── Input rows

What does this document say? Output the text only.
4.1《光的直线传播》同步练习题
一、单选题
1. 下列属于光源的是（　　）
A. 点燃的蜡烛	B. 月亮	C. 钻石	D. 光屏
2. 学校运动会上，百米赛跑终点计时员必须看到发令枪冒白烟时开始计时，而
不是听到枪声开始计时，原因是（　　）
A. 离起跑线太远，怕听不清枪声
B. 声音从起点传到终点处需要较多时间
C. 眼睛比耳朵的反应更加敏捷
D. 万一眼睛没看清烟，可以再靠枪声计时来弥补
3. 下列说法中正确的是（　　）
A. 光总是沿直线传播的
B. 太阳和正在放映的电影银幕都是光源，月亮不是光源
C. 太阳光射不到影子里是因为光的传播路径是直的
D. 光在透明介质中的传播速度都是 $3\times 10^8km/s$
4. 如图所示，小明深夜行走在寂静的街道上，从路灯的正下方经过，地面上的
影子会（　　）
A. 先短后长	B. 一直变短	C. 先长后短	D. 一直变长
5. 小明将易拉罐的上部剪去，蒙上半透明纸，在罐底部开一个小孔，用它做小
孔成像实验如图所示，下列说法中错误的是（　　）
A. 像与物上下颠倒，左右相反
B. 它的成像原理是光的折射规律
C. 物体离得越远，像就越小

────

Set task » Repeat each record exactly, leaving nothing out.

The reply »
What does this document say? Output the text only.
4.1《光的直线传播》同步练习题
一、单选题
1. 下列属于光源的是（　　）
A. 点燃的蜡烛	B. 月亮	C. 钻石	D. 光屏
2. 学校运动会上，百米赛跑终点计时员必须看到发令枪冒白烟时开始计时，而
不是听到枪声开始计时，原因是（　　）
A. 离起跑线太远，怕听不清枪声
B. 声音从起点传到终点处需要较多时间
C. 眼睛比耳朵的反应更加敏捷
D. 万一眼睛没看清烟，可以再靠枪声计时来弥补
3. 下列说法中正确的是（　　）
A. 光总是沿直线传播的
B. 太阳和正在放映的电影银幕都是光源，月亮不是光源
C. 太阳光射不到影子里是因为光的传播路径是直的
D. 光在透明介质中的传播速度都是 $3\times 10^8km/s$
4. 如图所示，小明深夜行走在寂静的街道上，从路灯的正下方经过，地面上的
影子会（　　）
A. 先短后长	B. 一直变短	C. 先长后短	D. 一直变长
5. 小明将易拉罐的上部剪去，蒙上半透明纸，在罐底部开一个小孔，用它做小
孔成像实验如图所示，下列说法中错误的是（　　）
A. 像与物上下颠倒，左右相反
B. 它的成像原理是光的折射规律
C. 物体离得越远，像就越小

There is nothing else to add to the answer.